**Selected extract**
Last Wednesday, a small group of reporters gathered in The Tyee’s downtown Vancouver newsroom to spend their lunch hour learning about something new, something with the potential to assist their reporting. Or, perhaps they were there for the free lunch? Regardless, this gathering kicked off a month-long series of brown bag lunch-and-learn sessions that I’ll be delivering in The Tyee’s newsroom focusing on new tools for reporting.
The first session focused on DocumentCloud, a tool that enables reporters to more easily work with “primary source” material like reports, contracts, and other large, typically hard-to-parse, documents. The presentation was kept intentionally short, roughly thirty minutes, where I walked through the various features in DocumentCloud using an existing PDF document that had been used in a recent story on The Tyee. Specifically, I covered the DocumentCloud’s analysis tools (displaying entities – names of people, places, etc. – and timelines), creating highlighted notes in a document, and embedding the notes, or the full document, into a story using The Tyee’s content-management system.

**Task prompt**
Pick up the write-up about The Tyee's DocumentCloud lunch session and keep it going from its final sentence. You won't need the rows that follow.

**Raw records**
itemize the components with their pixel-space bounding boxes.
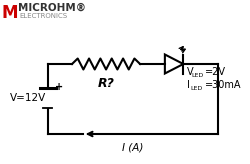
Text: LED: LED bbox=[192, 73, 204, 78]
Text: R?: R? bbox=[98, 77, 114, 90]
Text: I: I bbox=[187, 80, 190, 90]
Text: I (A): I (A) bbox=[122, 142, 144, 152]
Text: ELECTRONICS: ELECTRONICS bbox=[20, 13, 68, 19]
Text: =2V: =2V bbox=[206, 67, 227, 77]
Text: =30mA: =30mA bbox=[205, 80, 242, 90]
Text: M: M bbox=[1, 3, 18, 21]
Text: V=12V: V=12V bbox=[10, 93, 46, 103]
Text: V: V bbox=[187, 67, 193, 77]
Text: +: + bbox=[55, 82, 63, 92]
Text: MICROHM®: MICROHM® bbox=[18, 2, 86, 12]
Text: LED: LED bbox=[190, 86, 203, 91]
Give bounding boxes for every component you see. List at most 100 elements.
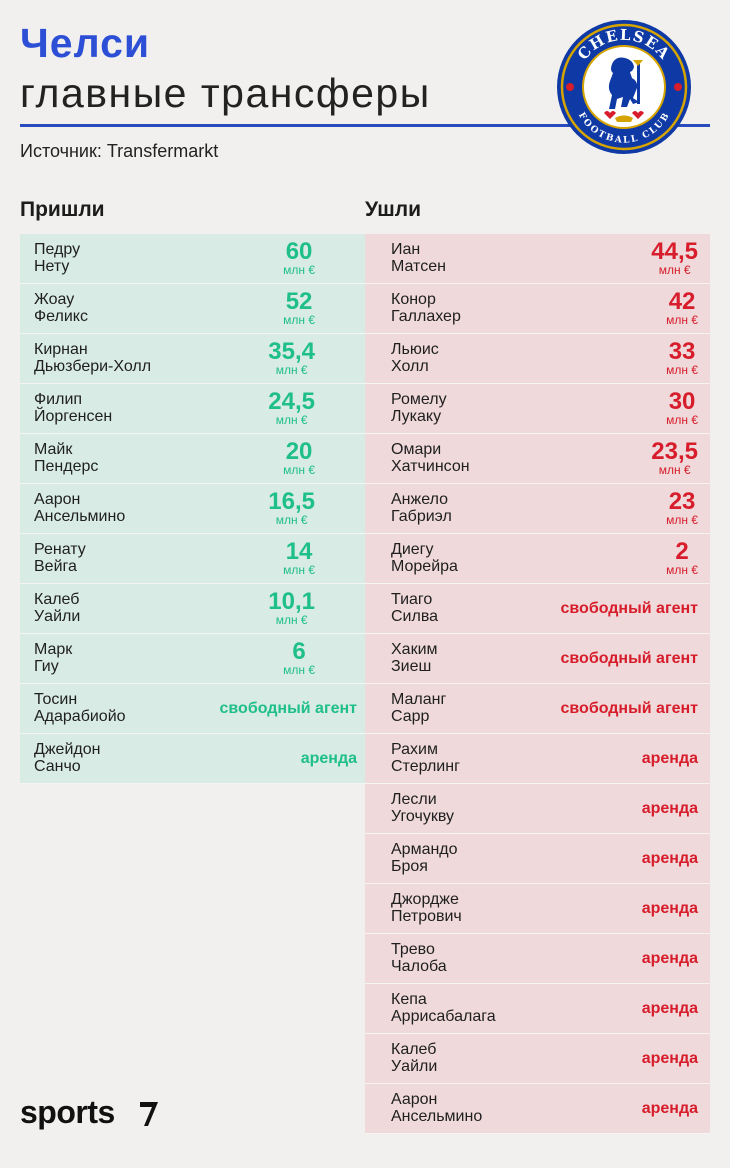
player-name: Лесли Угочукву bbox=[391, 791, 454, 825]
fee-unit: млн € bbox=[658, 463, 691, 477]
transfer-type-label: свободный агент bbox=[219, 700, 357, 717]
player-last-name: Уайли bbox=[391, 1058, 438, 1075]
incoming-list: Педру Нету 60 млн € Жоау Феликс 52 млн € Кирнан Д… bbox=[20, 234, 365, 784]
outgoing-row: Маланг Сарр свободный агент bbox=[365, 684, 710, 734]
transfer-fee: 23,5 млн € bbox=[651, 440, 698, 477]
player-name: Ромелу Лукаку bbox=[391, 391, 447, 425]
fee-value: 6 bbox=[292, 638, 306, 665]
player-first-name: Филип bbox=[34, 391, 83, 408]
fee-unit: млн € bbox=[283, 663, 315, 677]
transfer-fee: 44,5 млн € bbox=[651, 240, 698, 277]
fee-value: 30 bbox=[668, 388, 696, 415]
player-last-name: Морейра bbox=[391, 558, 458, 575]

**Result**
Questions ranged from how accurate the entity extraction is (Document Cloud uses Thompson Reuters’ OpenCalais to extract semantic information from text), to the challenges that arise from using scans of paper documents that then rely on DocumentCloud’s optical character recognition (OCR) capabilities (again, Document Cloud relies on a third-party tool, Tesseract, to do this). In anticipation of some of these questions, I had uploaded a number of hard-to-parse documents and demonstrated how DocumentCloud had both extracted the text and analyzed the document for meaningful entities.
Immediately after the session, I set up DocumentCloud accounts for each of the reporters in attendance.
Two days later, The Tyee published this story by education reporter Katie Hyslop that highlights corporate influence on British Columbia’s educational plan, which makes use of DoucmentCloud. Award-winning food reporter Colleen Kimmett is also looking to DocumentCloud to help with an upcoming story that involves a large contract document. So, we’re off to a good start here, and I’m keen to see how the other Tyeesters that attended – reporters Geoff Dembicki, legislative reporter Andrew MacLeod, and contributors like Mitch Anderson – make use of it.
It just goes to show how a small time investment can have a potentially big impact. My sense is that part of the secret sauce is keeping the sessions short and practical; focusing on tools that make sense in the context of the type of reporting being done, and using existing stories to create a “before and after” moment.
There are three more sessions this month, October 10 (tomorrow!), October 17, and October 24. If you have any suggestions on new tools or techniques for reporting that could be covered in thirty minutes – something you might want to learn, or might want to see presented to a room full of talented reporters – drop me a note or leave a comment.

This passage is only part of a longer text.